(Part of a data file)
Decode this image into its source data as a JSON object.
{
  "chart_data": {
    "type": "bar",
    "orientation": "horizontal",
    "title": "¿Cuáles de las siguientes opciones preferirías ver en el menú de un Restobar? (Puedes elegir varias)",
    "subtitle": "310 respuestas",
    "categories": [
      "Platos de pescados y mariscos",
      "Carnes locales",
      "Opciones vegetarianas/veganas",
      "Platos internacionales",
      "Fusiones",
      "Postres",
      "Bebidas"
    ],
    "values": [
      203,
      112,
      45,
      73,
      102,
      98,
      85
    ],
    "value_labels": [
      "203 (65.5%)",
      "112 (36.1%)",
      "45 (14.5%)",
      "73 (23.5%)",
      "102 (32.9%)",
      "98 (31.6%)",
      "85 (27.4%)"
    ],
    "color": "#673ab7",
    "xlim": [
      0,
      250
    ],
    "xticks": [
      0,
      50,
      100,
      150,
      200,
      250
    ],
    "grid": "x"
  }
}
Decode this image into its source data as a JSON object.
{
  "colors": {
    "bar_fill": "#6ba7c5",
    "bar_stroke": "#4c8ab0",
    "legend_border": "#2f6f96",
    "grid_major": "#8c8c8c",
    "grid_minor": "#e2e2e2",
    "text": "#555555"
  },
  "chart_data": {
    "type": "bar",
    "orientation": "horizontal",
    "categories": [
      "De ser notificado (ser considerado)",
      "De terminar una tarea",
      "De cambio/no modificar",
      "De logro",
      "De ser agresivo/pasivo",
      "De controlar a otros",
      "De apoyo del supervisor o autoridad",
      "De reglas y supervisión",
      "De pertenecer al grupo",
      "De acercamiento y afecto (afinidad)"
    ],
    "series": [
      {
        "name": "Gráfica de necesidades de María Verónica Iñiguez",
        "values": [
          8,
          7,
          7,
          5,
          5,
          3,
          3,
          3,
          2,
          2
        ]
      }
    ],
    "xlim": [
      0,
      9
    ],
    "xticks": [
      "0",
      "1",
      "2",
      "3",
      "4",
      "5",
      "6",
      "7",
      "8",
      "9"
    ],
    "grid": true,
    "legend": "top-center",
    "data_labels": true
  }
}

> To be done: Return the whole listing exactly.

> Full solution:
Decode this image into its source data as a JSON object.
{
  "chart_data": {
    "type": "bar",
    "orientation": "horizontal",
    "title": "¿Cuáles de las siguientes opciones preferirías ver en el menú de un Restobar? (Puedes elegir varias)",
    "subtitle": "310 respuestas",
    "categories": [
      "Platos de pescados y mariscos",
      "Carnes locales",
      "Opciones vegetarianas/veganas",
      "Platos internacionales",
      "Fusiones",
      "Postres",
      "Bebidas"
    ],
    "values": [
      203,
      112,
      45,
      73,
      102,
      98,
      85
    ],
    "value_labels": [
      "203 (65.5%)",
      "112 (36.1%)",
      "45 (14.5%)",
      "73 (23.5%)",
      "102 (32.9%)",
      "98 (31.6%)",
      "85 (27.4%)"
    ],
    "color": "#673ab7",
    "xlim": [
      0,
      250
    ],
    "xticks": [
      0,
      50,
      100,
      150,
      200,
      250
    ],
    "grid": "x"
  }
}
Decode this image into its source data as a JSON object.
{
  "colors": {
    "bar_fill": "#6ba7c5",
    "bar_stroke": "#4c8ab0",
    "legend_border": "#2f6f96",
    "grid_major": "#8c8c8c",
    "grid_minor": "#e2e2e2",
    "text": "#555555"
  },
  "chart_data": {
    "type": "bar",
    "orientation": "horizontal",
    "categories": [
      "De ser notificado (ser considerado)",
      "De terminar una tarea",
      "De cambio/no modificar",
      "De logro",
      "De ser agresivo/pasivo",
      "De controlar a otros",
      "De apoyo del supervisor o autoridad",
      "De reglas y supervisión",
      "De pertenecer al grupo",
      "De acercamiento y afecto (afinidad)"
    ],
    "series": [
      {
        "name": "Gráfica de necesidades de María Verónica Iñiguez",
        "values": [
          8,
          7,
          7,
          5,
          5,
          3,
          3,
          3,
          2,
          2
        ]
      }
    ],
    "xlim": [
      0,
      9
    ],
    "xticks": [
      "0",
      "1",
      "2",
      "3",
      "4",
      "5",
      "6",
      "7",
      "8",
      "9"
    ],
    "grid": true,
    "legend": "top-center",
    "data_labels": true
  }
}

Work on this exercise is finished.